INSTRUCTIONS TO FOLLOW: State how many lines include "Margins", giving the number by itself.
· · · · ·
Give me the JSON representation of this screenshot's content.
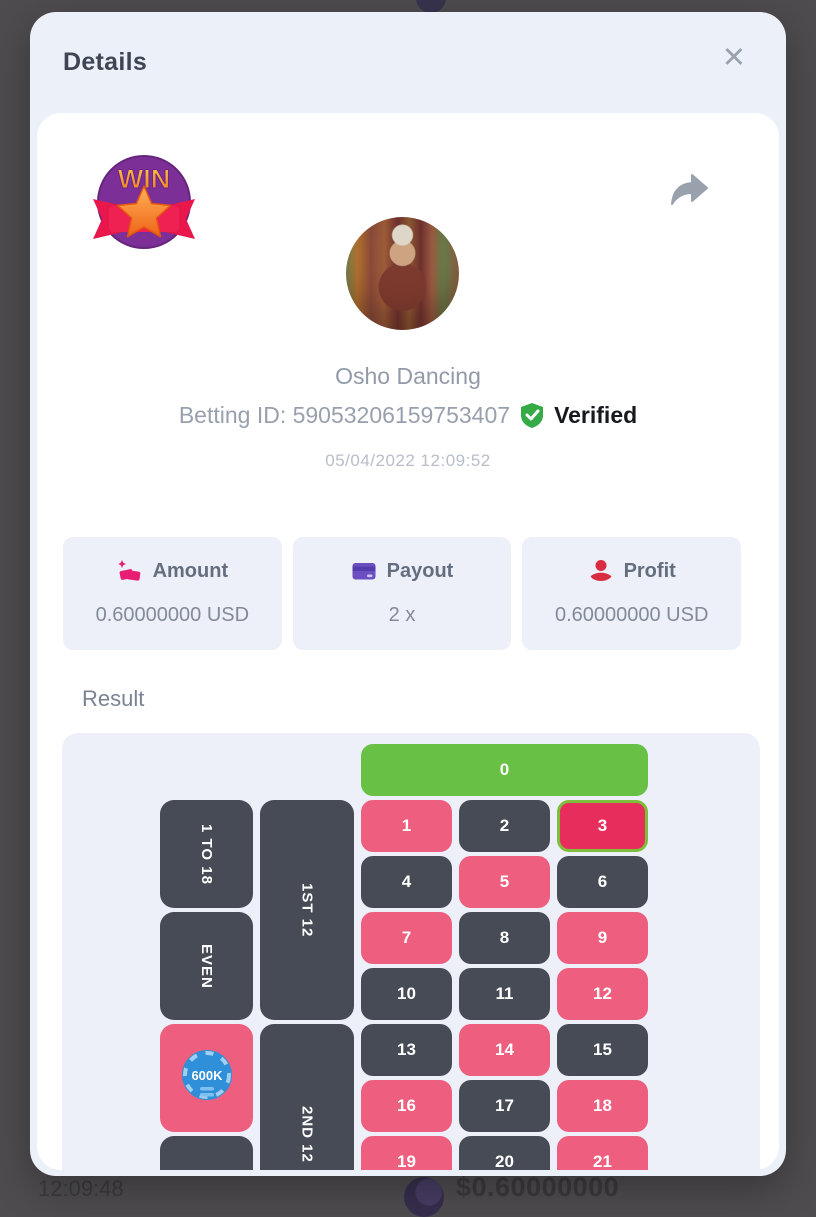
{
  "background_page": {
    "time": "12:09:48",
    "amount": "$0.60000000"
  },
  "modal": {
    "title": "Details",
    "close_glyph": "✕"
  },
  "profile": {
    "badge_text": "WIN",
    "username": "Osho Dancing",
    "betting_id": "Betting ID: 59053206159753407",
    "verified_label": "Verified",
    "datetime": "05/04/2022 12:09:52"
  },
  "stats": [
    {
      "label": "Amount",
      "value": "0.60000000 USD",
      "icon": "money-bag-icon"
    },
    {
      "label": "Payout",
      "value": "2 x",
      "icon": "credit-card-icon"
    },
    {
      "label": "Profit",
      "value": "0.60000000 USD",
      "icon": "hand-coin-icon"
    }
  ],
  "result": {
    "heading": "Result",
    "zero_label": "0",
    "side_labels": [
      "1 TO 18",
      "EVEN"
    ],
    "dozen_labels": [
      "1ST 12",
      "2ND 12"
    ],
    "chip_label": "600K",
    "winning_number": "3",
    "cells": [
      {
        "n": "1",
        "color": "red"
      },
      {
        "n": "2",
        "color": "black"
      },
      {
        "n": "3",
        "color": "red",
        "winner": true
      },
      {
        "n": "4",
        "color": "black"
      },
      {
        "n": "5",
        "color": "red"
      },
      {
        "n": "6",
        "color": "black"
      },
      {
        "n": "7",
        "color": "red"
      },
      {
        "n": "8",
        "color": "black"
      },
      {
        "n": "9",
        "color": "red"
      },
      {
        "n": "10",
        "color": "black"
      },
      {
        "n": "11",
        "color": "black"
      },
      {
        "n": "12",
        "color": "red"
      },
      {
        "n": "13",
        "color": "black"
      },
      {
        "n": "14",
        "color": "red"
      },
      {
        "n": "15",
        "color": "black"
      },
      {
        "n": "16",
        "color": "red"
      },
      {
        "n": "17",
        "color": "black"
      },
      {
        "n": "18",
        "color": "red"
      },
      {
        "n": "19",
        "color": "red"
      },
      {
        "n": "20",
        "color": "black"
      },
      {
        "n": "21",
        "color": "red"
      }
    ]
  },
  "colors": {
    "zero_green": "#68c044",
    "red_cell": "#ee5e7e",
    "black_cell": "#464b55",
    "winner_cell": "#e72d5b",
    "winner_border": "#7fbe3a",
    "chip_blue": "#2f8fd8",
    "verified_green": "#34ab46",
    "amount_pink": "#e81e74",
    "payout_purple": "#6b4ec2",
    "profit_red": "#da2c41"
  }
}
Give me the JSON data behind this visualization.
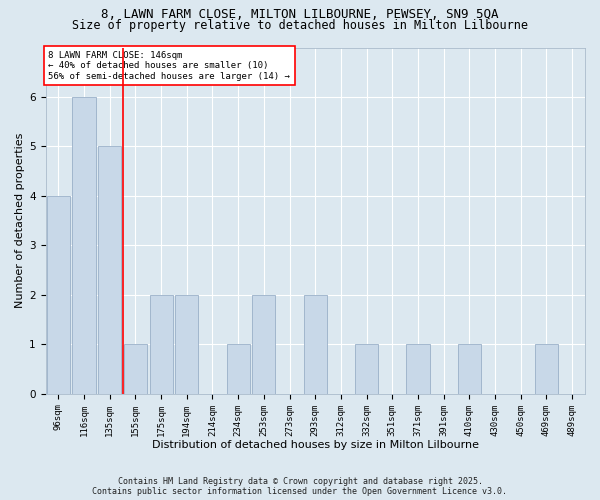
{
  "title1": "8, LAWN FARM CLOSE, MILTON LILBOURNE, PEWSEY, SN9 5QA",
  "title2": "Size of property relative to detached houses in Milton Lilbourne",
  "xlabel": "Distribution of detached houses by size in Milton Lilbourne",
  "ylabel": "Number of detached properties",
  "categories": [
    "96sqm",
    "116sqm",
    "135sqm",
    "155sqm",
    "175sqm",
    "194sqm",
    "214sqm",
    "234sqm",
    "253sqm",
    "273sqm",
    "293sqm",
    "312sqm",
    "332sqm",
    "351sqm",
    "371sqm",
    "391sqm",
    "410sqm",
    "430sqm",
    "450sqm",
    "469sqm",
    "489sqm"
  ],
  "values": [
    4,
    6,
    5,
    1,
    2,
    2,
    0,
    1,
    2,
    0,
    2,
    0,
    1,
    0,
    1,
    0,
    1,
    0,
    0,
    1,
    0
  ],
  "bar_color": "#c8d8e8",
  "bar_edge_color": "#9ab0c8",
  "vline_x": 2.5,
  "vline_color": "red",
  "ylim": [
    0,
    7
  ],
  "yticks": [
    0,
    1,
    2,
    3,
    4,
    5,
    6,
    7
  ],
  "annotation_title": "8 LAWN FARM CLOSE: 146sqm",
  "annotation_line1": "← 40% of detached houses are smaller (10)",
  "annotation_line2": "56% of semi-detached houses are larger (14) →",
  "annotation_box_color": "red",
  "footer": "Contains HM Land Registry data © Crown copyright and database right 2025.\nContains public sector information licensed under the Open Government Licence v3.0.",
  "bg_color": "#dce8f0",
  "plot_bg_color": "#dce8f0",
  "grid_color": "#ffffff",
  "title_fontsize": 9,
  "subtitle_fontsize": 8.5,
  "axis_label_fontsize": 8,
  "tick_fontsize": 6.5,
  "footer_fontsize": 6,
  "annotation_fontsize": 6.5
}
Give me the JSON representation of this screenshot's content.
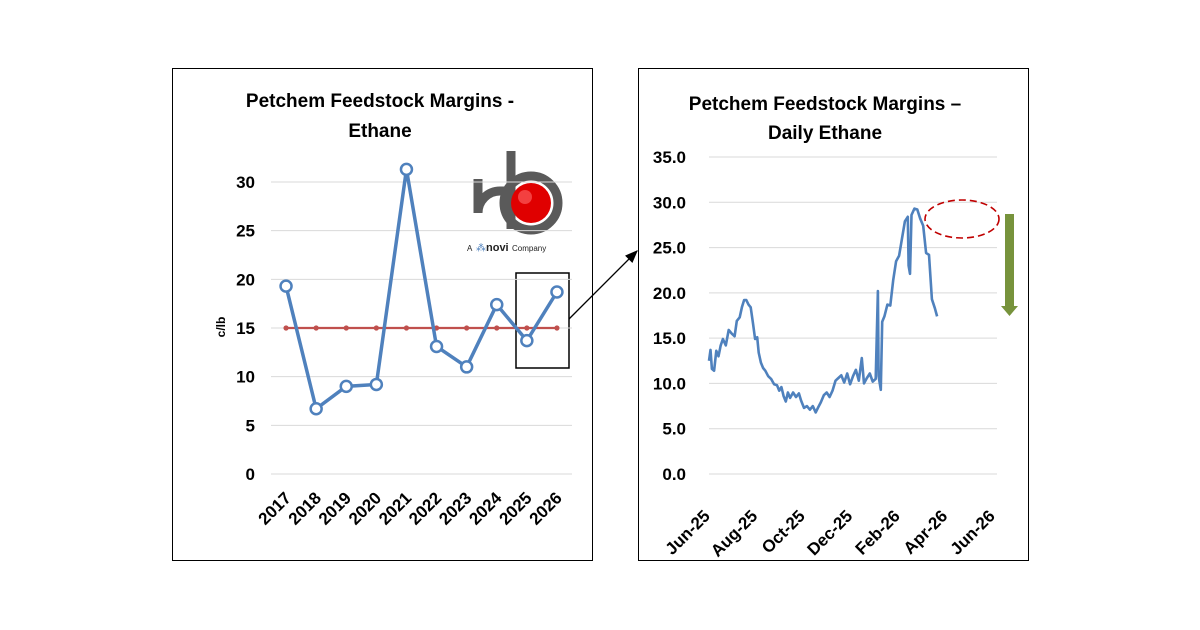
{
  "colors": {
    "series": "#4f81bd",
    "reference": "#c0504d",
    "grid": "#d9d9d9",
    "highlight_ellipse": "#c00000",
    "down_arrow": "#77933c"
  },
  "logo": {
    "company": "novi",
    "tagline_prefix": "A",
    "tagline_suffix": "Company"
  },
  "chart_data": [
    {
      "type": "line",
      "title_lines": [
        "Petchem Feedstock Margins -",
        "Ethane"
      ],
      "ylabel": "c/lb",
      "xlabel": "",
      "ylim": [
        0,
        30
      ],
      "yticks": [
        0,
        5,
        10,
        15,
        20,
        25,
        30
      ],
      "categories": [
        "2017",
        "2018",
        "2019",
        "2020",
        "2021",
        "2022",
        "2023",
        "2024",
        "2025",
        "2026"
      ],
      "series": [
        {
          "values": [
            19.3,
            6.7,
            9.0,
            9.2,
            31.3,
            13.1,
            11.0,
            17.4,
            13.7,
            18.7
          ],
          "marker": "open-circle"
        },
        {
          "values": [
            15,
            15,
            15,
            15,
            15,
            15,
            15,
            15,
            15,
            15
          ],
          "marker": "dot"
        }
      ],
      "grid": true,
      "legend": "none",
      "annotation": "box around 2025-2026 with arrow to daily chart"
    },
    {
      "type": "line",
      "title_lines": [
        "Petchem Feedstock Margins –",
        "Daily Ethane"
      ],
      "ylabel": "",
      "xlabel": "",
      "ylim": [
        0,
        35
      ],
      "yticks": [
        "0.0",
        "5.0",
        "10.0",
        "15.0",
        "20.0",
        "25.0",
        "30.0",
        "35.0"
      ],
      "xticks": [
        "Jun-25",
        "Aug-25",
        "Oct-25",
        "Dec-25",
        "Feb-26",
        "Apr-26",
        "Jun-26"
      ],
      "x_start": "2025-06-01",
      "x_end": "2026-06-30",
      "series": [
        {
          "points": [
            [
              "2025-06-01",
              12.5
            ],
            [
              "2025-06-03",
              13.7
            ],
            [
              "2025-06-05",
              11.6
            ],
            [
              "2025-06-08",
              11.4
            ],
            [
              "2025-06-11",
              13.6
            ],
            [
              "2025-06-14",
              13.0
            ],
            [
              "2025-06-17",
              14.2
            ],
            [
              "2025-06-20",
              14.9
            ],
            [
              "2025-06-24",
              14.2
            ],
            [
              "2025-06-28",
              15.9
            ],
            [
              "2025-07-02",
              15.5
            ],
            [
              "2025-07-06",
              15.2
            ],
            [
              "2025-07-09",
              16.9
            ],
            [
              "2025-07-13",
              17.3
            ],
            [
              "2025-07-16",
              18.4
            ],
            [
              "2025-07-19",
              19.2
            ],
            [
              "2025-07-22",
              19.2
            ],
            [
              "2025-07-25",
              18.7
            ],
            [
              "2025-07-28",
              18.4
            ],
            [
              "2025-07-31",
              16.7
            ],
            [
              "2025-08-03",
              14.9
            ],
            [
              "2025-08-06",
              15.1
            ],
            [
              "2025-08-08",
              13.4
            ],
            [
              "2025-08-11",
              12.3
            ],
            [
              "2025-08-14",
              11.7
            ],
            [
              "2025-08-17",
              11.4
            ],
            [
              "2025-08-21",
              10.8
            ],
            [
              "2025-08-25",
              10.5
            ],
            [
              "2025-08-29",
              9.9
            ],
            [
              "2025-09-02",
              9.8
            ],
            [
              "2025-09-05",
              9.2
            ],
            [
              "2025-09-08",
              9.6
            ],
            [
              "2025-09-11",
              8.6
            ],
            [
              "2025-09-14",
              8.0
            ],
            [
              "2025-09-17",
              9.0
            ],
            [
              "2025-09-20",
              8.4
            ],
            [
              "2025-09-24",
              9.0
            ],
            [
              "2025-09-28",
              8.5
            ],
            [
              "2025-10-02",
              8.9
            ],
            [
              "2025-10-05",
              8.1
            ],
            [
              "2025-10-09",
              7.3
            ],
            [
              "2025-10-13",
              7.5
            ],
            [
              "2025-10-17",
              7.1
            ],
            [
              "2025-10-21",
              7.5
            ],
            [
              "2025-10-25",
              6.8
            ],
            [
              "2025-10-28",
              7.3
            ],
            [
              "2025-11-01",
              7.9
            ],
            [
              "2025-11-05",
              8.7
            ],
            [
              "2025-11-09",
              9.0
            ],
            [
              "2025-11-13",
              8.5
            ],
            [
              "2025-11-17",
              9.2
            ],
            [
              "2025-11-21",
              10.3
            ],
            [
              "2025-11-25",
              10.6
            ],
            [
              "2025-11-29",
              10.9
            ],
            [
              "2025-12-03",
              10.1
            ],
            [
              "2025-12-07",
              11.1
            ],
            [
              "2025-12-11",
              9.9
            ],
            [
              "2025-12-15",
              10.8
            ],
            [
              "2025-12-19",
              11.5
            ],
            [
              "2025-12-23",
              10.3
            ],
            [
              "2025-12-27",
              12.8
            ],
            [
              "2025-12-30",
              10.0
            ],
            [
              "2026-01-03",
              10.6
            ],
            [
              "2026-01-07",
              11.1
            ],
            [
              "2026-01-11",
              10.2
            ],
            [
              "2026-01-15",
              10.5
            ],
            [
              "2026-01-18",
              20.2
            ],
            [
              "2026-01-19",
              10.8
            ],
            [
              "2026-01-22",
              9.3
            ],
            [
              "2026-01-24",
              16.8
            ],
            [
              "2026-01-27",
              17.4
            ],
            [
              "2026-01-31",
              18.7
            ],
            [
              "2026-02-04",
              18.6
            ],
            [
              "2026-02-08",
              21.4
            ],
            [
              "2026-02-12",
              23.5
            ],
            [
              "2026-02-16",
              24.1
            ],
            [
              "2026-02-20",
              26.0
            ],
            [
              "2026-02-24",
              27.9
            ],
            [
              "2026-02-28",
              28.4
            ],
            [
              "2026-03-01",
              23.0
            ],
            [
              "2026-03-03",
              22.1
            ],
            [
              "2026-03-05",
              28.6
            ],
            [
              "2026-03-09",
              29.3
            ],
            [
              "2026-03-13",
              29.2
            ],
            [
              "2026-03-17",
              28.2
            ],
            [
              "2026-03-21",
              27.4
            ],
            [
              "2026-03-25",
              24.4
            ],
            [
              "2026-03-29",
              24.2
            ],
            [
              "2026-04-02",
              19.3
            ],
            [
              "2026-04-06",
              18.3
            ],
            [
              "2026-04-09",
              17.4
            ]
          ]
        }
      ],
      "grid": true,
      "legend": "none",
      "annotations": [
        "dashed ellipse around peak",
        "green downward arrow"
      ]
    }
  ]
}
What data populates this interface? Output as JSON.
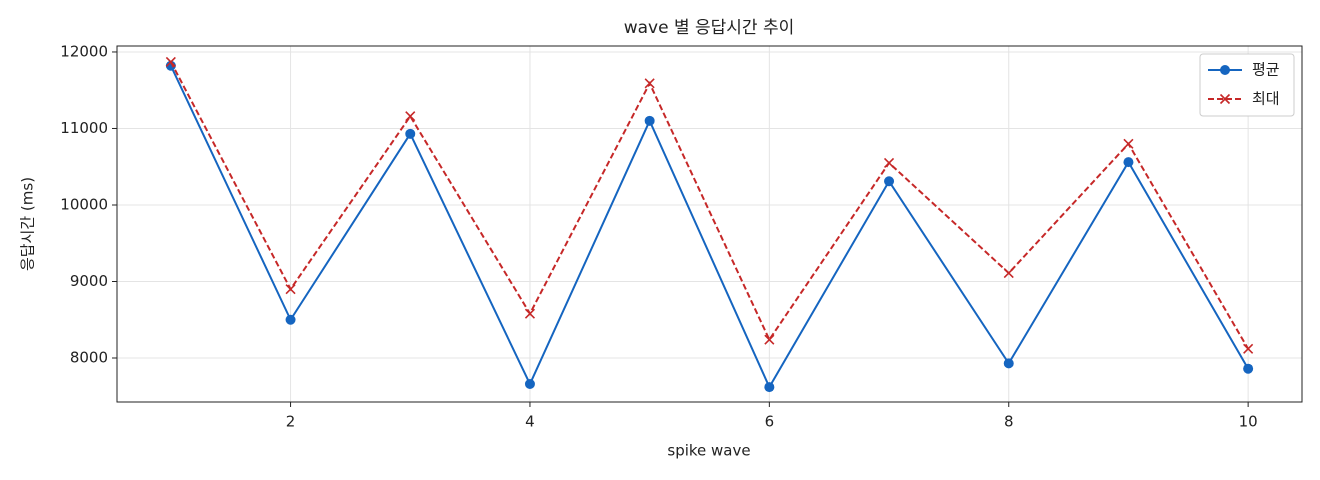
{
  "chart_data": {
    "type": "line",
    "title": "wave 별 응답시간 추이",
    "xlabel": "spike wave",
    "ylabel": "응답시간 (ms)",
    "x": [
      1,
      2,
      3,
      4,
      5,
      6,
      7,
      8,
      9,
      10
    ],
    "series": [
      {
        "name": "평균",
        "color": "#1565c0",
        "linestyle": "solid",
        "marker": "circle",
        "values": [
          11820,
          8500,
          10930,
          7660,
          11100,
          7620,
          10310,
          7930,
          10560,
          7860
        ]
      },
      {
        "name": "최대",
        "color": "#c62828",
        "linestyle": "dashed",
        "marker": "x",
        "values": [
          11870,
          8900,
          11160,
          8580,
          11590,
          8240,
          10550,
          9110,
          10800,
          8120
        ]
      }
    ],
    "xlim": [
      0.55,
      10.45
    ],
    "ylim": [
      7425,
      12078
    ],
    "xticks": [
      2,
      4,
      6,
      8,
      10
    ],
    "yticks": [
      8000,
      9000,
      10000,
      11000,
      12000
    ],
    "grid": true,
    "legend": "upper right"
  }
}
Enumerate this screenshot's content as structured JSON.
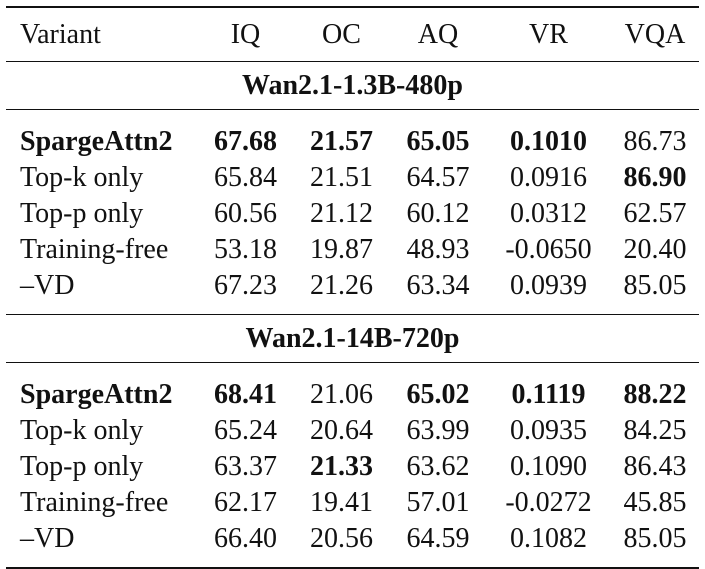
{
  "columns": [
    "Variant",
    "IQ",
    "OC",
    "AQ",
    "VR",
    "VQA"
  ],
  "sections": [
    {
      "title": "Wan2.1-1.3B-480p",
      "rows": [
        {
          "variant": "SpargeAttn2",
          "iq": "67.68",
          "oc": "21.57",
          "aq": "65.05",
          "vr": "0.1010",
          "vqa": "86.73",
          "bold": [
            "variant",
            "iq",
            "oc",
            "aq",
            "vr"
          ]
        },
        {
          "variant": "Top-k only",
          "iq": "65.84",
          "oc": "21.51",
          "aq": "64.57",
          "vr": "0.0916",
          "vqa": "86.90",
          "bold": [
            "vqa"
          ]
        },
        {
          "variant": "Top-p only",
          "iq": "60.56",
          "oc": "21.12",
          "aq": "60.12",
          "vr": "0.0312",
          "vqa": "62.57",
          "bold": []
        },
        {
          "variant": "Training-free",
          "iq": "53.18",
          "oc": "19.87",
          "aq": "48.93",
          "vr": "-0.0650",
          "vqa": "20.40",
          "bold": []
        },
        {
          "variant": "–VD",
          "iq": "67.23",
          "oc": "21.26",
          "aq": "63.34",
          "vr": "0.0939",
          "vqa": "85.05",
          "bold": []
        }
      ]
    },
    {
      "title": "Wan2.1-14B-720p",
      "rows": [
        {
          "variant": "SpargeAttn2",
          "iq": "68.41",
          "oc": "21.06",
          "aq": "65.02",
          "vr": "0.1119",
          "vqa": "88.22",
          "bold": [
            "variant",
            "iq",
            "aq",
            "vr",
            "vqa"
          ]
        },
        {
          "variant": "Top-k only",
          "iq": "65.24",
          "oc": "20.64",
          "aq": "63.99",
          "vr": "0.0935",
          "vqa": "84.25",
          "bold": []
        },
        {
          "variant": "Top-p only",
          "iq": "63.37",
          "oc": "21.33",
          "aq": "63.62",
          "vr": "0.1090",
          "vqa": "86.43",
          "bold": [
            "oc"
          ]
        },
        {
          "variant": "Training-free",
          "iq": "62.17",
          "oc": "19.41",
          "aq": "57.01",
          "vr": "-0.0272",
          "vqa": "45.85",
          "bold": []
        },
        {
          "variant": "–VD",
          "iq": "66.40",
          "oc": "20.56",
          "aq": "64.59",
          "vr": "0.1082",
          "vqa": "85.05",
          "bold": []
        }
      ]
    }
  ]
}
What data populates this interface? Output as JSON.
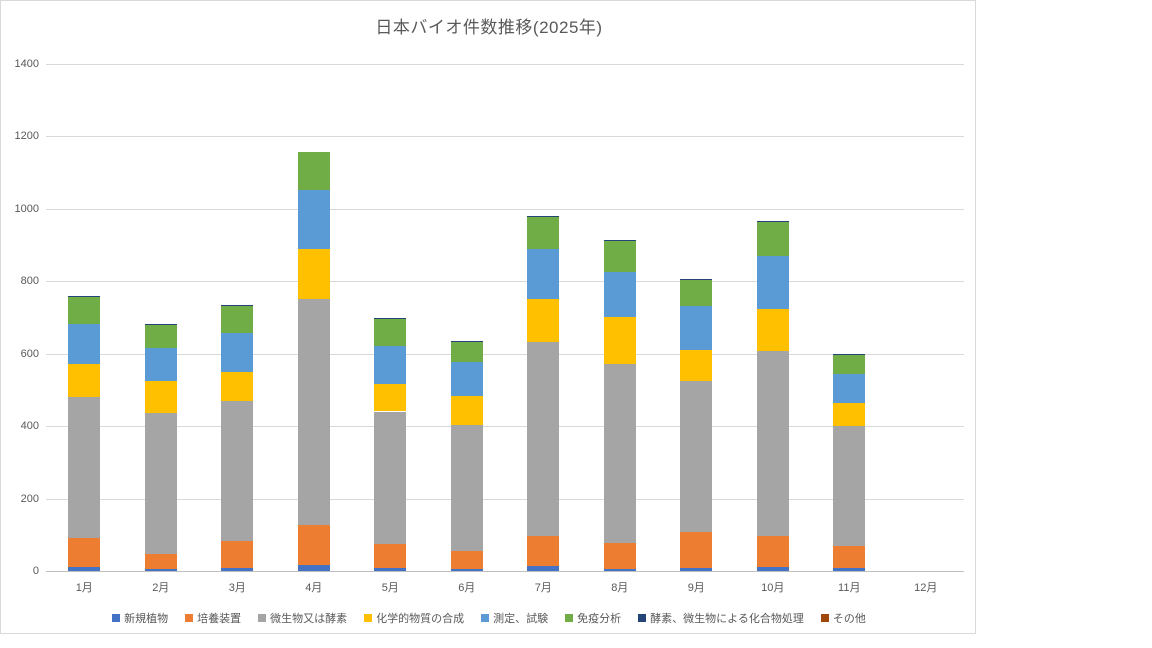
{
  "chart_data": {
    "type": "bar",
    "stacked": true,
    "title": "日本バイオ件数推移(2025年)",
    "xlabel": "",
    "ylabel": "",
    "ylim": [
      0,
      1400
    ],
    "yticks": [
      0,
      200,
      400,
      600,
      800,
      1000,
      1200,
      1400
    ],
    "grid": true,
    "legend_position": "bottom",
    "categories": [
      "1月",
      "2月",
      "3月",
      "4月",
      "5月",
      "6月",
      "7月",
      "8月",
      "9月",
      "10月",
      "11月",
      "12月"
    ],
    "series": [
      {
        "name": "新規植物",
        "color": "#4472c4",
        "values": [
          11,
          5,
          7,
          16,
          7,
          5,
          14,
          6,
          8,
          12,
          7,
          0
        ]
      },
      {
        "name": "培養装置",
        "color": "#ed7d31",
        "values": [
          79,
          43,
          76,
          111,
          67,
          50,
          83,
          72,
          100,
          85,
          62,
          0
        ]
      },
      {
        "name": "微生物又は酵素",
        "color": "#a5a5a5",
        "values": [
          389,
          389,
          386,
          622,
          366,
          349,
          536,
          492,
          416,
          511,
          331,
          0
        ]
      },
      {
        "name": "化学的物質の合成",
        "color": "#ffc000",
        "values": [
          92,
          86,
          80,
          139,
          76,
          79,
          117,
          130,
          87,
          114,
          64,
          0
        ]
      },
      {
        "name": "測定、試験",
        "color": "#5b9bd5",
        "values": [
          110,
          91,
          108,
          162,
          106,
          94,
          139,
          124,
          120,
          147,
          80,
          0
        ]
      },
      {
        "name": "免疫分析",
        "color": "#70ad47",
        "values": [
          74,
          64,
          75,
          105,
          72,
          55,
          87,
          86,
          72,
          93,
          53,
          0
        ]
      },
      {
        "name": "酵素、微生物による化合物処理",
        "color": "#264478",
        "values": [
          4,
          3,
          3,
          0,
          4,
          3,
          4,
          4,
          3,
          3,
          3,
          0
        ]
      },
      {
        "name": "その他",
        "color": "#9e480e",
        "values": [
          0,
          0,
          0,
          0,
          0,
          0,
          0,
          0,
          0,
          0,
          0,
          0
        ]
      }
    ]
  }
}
· · · · ·
WRITTEN REPLY: 2